§ LISTED RECORDS:
>>>>>
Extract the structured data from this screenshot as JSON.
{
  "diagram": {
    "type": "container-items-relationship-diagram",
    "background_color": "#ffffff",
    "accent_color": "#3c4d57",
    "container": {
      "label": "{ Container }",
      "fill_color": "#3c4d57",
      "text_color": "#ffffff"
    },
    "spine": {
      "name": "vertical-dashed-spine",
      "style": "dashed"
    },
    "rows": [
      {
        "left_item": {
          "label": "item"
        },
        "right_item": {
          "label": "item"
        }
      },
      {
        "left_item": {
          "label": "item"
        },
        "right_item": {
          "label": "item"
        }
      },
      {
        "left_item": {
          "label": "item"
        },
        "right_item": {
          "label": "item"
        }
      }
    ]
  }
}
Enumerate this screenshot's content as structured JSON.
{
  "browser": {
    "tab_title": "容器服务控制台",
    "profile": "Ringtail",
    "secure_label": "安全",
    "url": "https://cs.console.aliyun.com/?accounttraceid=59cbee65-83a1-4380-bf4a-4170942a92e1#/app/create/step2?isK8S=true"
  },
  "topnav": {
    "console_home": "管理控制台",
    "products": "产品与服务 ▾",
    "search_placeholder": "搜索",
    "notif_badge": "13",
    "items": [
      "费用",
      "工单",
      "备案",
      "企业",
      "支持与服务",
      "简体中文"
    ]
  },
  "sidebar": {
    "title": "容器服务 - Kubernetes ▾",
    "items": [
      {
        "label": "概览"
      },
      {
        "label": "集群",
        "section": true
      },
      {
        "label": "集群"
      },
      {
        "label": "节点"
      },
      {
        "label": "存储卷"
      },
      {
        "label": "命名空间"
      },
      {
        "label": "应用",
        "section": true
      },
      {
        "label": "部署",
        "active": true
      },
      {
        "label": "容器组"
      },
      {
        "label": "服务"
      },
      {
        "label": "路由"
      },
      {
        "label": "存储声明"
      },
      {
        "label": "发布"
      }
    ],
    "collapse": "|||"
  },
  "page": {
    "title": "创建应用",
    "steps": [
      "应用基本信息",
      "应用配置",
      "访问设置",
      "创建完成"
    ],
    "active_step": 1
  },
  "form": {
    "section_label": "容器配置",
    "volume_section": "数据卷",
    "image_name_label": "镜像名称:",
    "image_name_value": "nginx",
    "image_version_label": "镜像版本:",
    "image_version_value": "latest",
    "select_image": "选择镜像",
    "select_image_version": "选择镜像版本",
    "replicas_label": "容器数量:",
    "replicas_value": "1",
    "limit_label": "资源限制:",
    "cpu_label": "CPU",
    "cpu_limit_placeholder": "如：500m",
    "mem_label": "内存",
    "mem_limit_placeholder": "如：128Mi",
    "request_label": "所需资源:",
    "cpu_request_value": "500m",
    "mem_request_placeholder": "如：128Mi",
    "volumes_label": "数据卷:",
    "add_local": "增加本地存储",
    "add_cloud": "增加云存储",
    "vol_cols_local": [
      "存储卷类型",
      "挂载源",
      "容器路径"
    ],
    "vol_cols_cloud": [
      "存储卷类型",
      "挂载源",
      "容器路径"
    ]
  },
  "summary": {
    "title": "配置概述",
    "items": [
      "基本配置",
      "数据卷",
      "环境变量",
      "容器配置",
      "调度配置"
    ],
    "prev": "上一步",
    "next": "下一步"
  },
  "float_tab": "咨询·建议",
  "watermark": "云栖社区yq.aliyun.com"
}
<<<<<
§ TASK DETAILS:
Show each line of the data that contains the string "screenshot".

§ ANSWER:
Extract the structured data from this screenshot as JSON.
Enumerate this screenshot's content as structured JSON.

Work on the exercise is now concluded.